Make an exact copy of each entry, leaving out every picture.
[BEGIN]
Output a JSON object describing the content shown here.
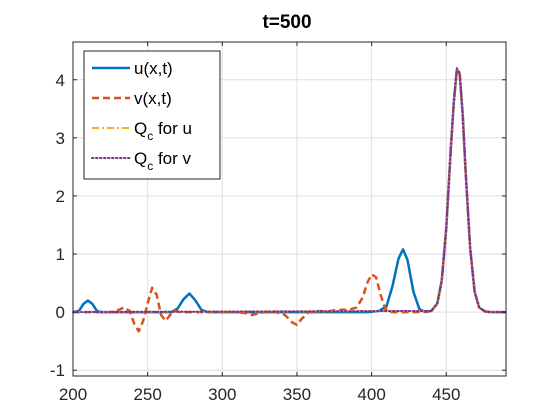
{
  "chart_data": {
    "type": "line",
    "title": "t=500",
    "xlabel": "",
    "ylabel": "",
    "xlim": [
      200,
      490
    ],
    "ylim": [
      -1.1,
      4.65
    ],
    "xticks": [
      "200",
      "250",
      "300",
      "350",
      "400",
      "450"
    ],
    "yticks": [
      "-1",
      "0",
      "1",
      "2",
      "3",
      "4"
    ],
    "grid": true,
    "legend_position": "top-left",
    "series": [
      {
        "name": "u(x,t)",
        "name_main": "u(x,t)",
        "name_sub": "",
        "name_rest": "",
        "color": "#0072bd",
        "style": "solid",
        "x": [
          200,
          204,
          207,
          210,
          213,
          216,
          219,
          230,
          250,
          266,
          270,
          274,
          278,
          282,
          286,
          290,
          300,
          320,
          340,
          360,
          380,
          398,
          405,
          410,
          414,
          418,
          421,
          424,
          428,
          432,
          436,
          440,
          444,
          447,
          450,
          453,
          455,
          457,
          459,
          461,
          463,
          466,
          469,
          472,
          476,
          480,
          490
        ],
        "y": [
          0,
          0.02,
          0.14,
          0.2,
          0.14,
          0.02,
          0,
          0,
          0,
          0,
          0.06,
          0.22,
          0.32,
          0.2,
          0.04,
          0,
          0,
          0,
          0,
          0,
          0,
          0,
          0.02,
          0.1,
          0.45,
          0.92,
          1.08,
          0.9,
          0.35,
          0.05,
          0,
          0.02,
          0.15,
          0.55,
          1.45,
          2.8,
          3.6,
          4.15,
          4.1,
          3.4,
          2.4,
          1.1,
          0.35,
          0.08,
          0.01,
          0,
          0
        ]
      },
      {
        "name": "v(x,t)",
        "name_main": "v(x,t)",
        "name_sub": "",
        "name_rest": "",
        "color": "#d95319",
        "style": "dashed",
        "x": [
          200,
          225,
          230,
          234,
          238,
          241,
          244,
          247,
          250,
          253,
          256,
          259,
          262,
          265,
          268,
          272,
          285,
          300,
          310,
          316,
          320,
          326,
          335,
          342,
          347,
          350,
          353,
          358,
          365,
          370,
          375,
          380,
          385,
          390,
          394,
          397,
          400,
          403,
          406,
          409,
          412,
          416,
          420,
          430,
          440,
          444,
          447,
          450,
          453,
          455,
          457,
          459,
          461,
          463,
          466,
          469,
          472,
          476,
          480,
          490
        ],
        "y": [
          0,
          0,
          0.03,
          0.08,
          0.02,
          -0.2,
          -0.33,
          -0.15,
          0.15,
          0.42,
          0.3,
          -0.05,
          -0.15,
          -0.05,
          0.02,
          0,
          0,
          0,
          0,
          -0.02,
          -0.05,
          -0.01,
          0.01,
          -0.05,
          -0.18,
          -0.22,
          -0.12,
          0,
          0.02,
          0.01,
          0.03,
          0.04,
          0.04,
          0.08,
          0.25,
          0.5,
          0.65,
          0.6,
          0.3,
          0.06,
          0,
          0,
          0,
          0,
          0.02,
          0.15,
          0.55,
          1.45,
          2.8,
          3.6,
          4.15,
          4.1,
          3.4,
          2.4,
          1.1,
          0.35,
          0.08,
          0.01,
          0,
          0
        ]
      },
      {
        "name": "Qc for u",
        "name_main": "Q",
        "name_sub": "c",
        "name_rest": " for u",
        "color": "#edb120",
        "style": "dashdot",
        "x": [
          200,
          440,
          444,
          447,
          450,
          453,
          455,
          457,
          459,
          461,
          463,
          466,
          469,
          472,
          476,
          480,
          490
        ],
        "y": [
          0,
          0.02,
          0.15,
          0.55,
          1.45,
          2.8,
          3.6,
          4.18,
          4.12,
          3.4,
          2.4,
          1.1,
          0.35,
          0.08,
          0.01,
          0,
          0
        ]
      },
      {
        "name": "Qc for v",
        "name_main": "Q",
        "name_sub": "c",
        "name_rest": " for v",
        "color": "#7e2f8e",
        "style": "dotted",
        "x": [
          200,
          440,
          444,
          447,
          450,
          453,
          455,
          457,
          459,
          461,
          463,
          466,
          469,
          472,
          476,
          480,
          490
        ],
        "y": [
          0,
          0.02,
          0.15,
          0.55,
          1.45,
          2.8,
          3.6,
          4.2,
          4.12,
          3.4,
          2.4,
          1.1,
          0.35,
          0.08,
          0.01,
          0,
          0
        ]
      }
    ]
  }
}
[END]
#### [The reply]
Output a JSON object describing the content shown here.
{
  "chart_data": {
    "type": "line",
    "title": "t=500",
    "xlabel": "",
    "ylabel": "",
    "xlim": [
      200,
      490
    ],
    "ylim": [
      -1.1,
      4.65
    ],
    "xticks": [
      "200",
      "250",
      "300",
      "350",
      "400",
      "450"
    ],
    "yticks": [
      "-1",
      "0",
      "1",
      "2",
      "3",
      "4"
    ],
    "grid": true,
    "legend_position": "top-left",
    "series": [
      {
        "name": "u(x,t)",
        "name_main": "u(x,t)",
        "name_sub": "",
        "name_rest": "",
        "color": "#0072bd",
        "style": "solid",
        "x": [
          200,
          204,
          207,
          210,
          213,
          216,
          219,
          230,
          250,
          266,
          270,
          274,
          278,
          282,
          286,
          290,
          300,
          320,
          340,
          360,
          380,
          398,
          405,
          410,
          414,
          418,
          421,
          424,
          428,
          432,
          436,
          440,
          444,
          447,
          450,
          453,
          455,
          457,
          459,
          461,
          463,
          466,
          469,
          472,
          476,
          480,
          490
        ],
        "y": [
          0,
          0.02,
          0.14,
          0.2,
          0.14,
          0.02,
          0,
          0,
          0,
          0,
          0.06,
          0.22,
          0.32,
          0.2,
          0.04,
          0,
          0,
          0,
          0,
          0,
          0,
          0,
          0.02,
          0.1,
          0.45,
          0.92,
          1.08,
          0.9,
          0.35,
          0.05,
          0,
          0.02,
          0.15,
          0.55,
          1.45,
          2.8,
          3.6,
          4.15,
          4.1,
          3.4,
          2.4,
          1.1,
          0.35,
          0.08,
          0.01,
          0,
          0
        ]
      },
      {
        "name": "v(x,t)",
        "name_main": "v(x,t)",
        "name_sub": "",
        "name_rest": "",
        "color": "#d95319",
        "style": "dashed",
        "x": [
          200,
          225,
          230,
          234,
          238,
          241,
          244,
          247,
          250,
          253,
          256,
          259,
          262,
          265,
          268,
          272,
          285,
          300,
          310,
          316,
          320,
          326,
          335,
          342,
          347,
          350,
          353,
          358,
          365,
          370,
          375,
          380,
          385,
          390,
          394,
          397,
          400,
          403,
          406,
          409,
          412,
          416,
          420,
          430,
          440,
          444,
          447,
          450,
          453,
          455,
          457,
          459,
          461,
          463,
          466,
          469,
          472,
          476,
          480,
          490
        ],
        "y": [
          0,
          0,
          0.03,
          0.08,
          0.02,
          -0.2,
          -0.33,
          -0.15,
          0.15,
          0.42,
          0.3,
          -0.05,
          -0.15,
          -0.05,
          0.02,
          0,
          0,
          0,
          0,
          -0.02,
          -0.05,
          -0.01,
          0.01,
          -0.05,
          -0.18,
          -0.22,
          -0.12,
          0,
          0.02,
          0.01,
          0.03,
          0.04,
          0.04,
          0.08,
          0.25,
          0.5,
          0.65,
          0.6,
          0.3,
          0.06,
          0,
          0,
          0,
          0,
          0.02,
          0.15,
          0.55,
          1.45,
          2.8,
          3.6,
          4.15,
          4.1,
          3.4,
          2.4,
          1.1,
          0.35,
          0.08,
          0.01,
          0,
          0
        ]
      },
      {
        "name": "Qc for u",
        "name_main": "Q",
        "name_sub": "c",
        "name_rest": " for u",
        "color": "#edb120",
        "style": "dashdot",
        "x": [
          200,
          440,
          444,
          447,
          450,
          453,
          455,
          457,
          459,
          461,
          463,
          466,
          469,
          472,
          476,
          480,
          490
        ],
        "y": [
          0,
          0.02,
          0.15,
          0.55,
          1.45,
          2.8,
          3.6,
          4.18,
          4.12,
          3.4,
          2.4,
          1.1,
          0.35,
          0.08,
          0.01,
          0,
          0
        ]
      },
      {
        "name": "Qc for v",
        "name_main": "Q",
        "name_sub": "c",
        "name_rest": " for v",
        "color": "#7e2f8e",
        "style": "dotted",
        "x": [
          200,
          440,
          444,
          447,
          450,
          453,
          455,
          457,
          459,
          461,
          463,
          466,
          469,
          472,
          476,
          480,
          490
        ],
        "y": [
          0,
          0.02,
          0.15,
          0.55,
          1.45,
          2.8,
          3.6,
          4.2,
          4.12,
          3.4,
          2.4,
          1.1,
          0.35,
          0.08,
          0.01,
          0,
          0
        ]
      }
    ]
  }
}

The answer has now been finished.